→ GOAL:
Quote every line of the material below verbatim, leaving each one unchanged.

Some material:
# # #
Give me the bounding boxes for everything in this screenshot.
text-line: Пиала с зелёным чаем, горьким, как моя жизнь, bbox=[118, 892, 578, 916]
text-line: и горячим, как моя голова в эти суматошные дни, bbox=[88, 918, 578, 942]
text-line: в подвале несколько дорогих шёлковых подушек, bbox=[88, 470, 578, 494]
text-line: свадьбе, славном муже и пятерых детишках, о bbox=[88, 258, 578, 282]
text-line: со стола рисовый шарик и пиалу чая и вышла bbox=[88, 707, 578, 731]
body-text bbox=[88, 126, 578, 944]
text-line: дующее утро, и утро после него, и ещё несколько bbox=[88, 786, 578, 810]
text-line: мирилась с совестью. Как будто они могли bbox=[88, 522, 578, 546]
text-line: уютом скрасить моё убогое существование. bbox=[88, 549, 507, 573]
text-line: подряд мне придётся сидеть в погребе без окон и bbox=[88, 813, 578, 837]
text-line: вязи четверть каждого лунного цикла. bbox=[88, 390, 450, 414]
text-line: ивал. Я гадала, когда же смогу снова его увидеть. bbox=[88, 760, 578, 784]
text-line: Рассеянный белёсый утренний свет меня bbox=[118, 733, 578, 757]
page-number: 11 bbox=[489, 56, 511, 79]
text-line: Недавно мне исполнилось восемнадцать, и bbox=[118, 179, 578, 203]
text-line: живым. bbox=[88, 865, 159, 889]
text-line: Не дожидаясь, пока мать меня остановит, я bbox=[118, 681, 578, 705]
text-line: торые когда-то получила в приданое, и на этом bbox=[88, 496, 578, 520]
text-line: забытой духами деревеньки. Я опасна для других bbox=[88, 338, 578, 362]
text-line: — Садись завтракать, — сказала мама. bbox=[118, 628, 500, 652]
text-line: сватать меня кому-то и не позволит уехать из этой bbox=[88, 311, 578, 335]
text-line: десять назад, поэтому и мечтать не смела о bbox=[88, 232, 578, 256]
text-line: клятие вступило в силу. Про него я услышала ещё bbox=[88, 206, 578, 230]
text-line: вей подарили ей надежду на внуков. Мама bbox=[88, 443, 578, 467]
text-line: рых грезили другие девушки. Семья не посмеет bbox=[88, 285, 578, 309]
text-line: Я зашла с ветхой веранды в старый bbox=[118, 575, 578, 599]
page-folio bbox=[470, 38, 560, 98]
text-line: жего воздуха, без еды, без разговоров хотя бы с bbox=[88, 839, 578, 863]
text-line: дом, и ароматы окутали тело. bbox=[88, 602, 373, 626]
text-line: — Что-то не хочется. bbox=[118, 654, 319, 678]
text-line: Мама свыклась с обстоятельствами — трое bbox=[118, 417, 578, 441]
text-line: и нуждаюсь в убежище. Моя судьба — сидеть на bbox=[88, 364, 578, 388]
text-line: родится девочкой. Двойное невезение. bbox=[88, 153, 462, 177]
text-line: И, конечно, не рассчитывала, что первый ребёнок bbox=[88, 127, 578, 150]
# # #
→ TASK RESPONSE:
Give me the bounding boxes for everything in this screenshot.
text-line: Пиала с зелёным чаем, горьким, как моя жизнь, bbox=[118, 892, 578, 916]
text-line: и горячим, как моя голова в эти суматошные дни, bbox=[88, 918, 578, 942]
text-line: в подвале несколько дорогих шёлковых подушек, bbox=[88, 470, 578, 494]
text-line: свадьбе, славном муже и пятерых детишках, о bbox=[88, 258, 578, 282]
text-line: со стола рисовый шарик и пиалу чая и вышла bbox=[88, 707, 578, 731]
body-text bbox=[88, 126, 578, 944]
text-line: дующее утро, и утро после него, и ещё несколько bbox=[88, 786, 578, 810]
text-line: мирилась с совестью. Как будто они могли bbox=[88, 522, 578, 546]
text-line: уютом скрасить моё убогое существование. bbox=[88, 549, 507, 573]
text-line: подряд мне придётся сидеть в погребе без окон и bbox=[88, 813, 578, 837]
text-line: вязи четверть каждого лунного цикла. bbox=[88, 390, 450, 414]
text-line: ивал. Я гадала, когда же смогу снова его увидеть. bbox=[88, 760, 578, 784]
text-line: Рассеянный белёсый утренний свет меня bbox=[118, 733, 578, 757]
page-number: 11 bbox=[489, 56, 511, 79]
text-line: Недавно мне исполнилось восемнадцать, и bbox=[118, 179, 578, 203]
text-line: живым. bbox=[88, 865, 159, 889]
text-line: Не дожидаясь, пока мать меня остановит, я bbox=[118, 681, 578, 705]
text-line: торые когда-то получила в приданое, и на этом bbox=[88, 496, 578, 520]
text-line: забытой духами деревеньки. Я опасна для других bbox=[88, 338, 578, 362]
text-line: — Садись завтракать, — сказала мама. bbox=[118, 628, 500, 652]
text-line: сватать меня кому-то и не позволит уехать из этой bbox=[88, 311, 578, 335]
text-line: десять назад, поэтому и мечтать не смела о bbox=[88, 232, 578, 256]
text-line: клятие вступило в силу. Про него я услышала ещё bbox=[88, 206, 578, 230]
text-line: вей подарили ей надежду на внуков. Мама bbox=[88, 443, 578, 467]
text-line: рых грезили другие девушки. Семья не посмеет bbox=[88, 285, 578, 309]
text-line: Я зашла с ветхой веранды в старый bbox=[118, 575, 578, 599]
page-folio bbox=[470, 38, 560, 98]
text-line: жего воздуха, без еды, без разговоров хотя бы с bbox=[88, 839, 578, 863]
text-line: дом, и ароматы окутали тело. bbox=[88, 602, 373, 626]
text-line: — Что-то не хочется. bbox=[118, 654, 319, 678]
text-line: Мама свыклась с обстоятельствами — трое bbox=[118, 417, 578, 441]
text-line: и нуждаюсь в убежище. Моя судьба — сидеть на bbox=[88, 364, 578, 388]
text-line: родится девочкой. Двойное невезение. bbox=[88, 153, 462, 177]
text-line: И, конечно, не рассчитывала, что первый ребёнок bbox=[88, 127, 578, 150]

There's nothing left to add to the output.